Stored entries:
** Begin **

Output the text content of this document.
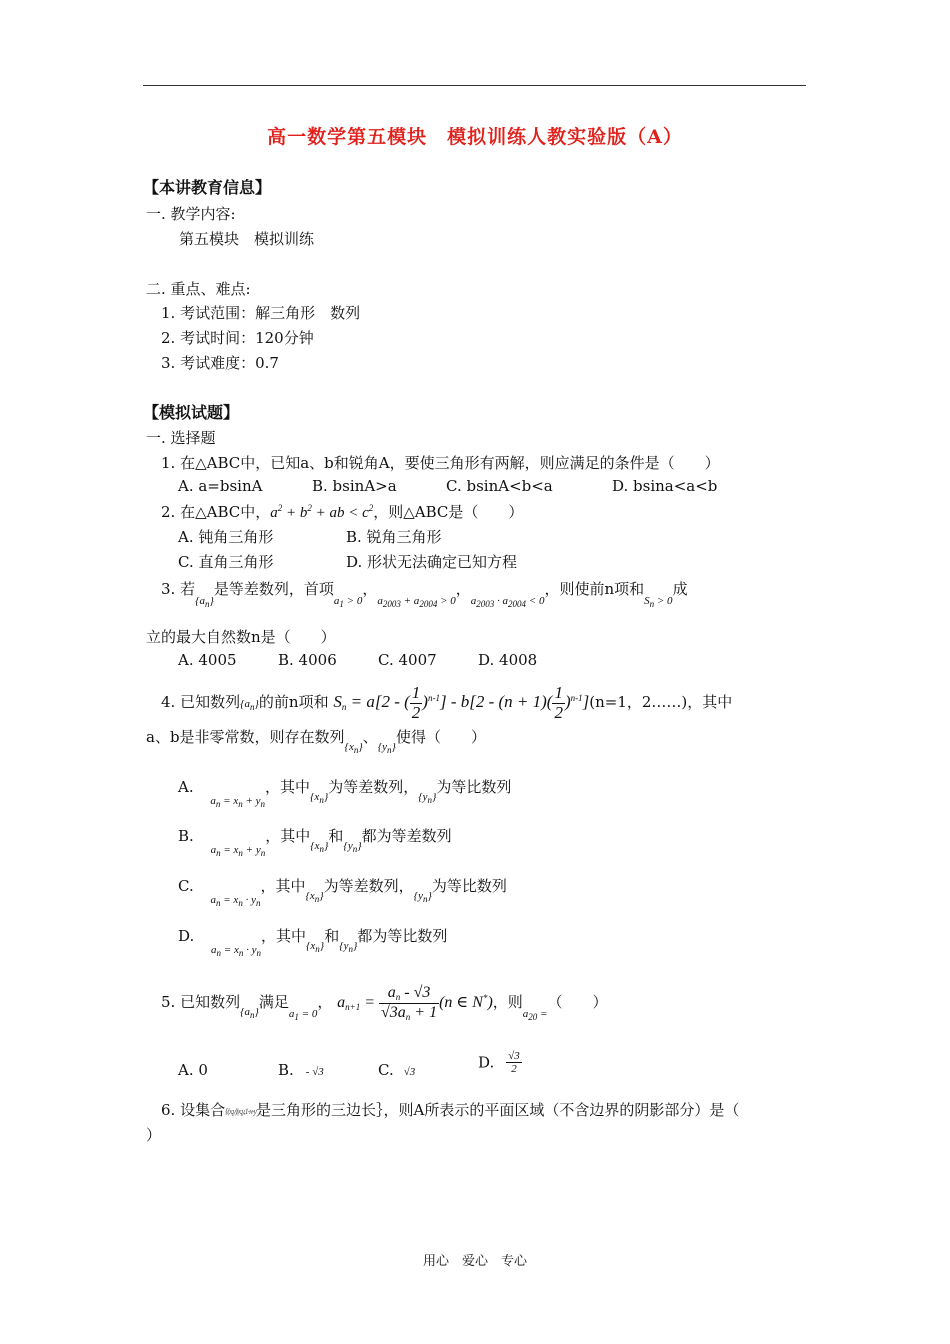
高一数学第五模块　模拟训练人教实验版（A）
【本讲教育信息】
一. 教学内容:
第五模块　模拟训练
二. 重点、难点:
1. 考试范围：解三角形　数列
2. 考试时间：120分钟
3. 考试难度：0.7
【模拟试题】
一. 选择题
1. 在△ABC中，已知a、b和锐角A，要使三角形有两解，则应满足的条件是（　　）
A. a=bsinA	B. bsinA>a	C. bsinA<b<a	D. bsina<a<b
2. 在△ABC中，$a^2 + b^2$ + ab < $c^2$，则△ABC是（　　）
A. 钝角三角形	B. 锐角三角形
C. 直角三角形	D. 形状无法确定已知方程
3. 若$_{\{a_n\}}$是等差数列，首项$_{a_1 > 0}$，$_{a_{2003} + a_{2004} > 0}$，$_{a_{2003} \cdot a_{2004} < 0}$，则使前n项和$_{S_n > 0}$成
立的最大自然数n是（　　）
A. 4005	B. 4006	C. 4007	D. 4008
4. 已知数列$\{a_n\}$的前n项和 $S_n = a[2$ - ( $\frac{1}{2} )^{n-1}] - b[2 - (n + 1)( \frac{1}{2} )^{n-1}](n=1$，2……)，其中
a、b是非零常数，则存在数列$_{\{x_n\}}$、$_{\{y_n\}}$使得（　　）
A. $_{a_n = x_n + y_n}$，其中$_{\{x_n\}}$为等差数列，$_{\{y_n\}}$为等比数列
B. $_{a_n = x_n + y_n}$，其中$_{\{x_n\}}$和$_{\{y_n\}}$都为等差数列
C. $_{a_n = x_n \cdot y_n}$，其中$_{\{x_n\}}$为等差数列，$_{\{y_n\}}$为等比数列
D. $_{a_n = x_n \cdot y_n}$，其中$_{\{x_n\}}$和$_{\{y_n\}}$都为等比数列
5. 已知数列$_{\{a_n\}}$满足$_{a_1 = 0}$， $a_{n+1} = \frac{a_n - √3}{√3a_n + 1} (n$ ∈ N*)，则$_{a_{20} =}$（　　）
A. 0	B. - √3	C. √3
D. $\frac{√3}{2}$
6. 设集合{(x,y)|x,y,1-x-y是三角形的三边长｝，则A所表示的平面区域（不含边界的阴影部分）是（
）
用心　爱心　专心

** End **

### BRIEF
Identify every line holding the word "已知数列" and copy it out.

### ANSWER
4. 已知数列$\{a_n\}$的前n项和 $S_n = a[2$ - ( $\frac{1}{2} )^{n-1}] - b[2 - (n + 1)( \frac{1}{2} )^{n-1}](n=1$，2……)，其中
5. 已知数列$_{\{a_n\}}$满足$_{a_1 = 0}$， $a_{n+1} = \frac{a_n - √3}{√3a_n + 1} (n$ ∈ N*)，则$_{a_{20} =}$（　　）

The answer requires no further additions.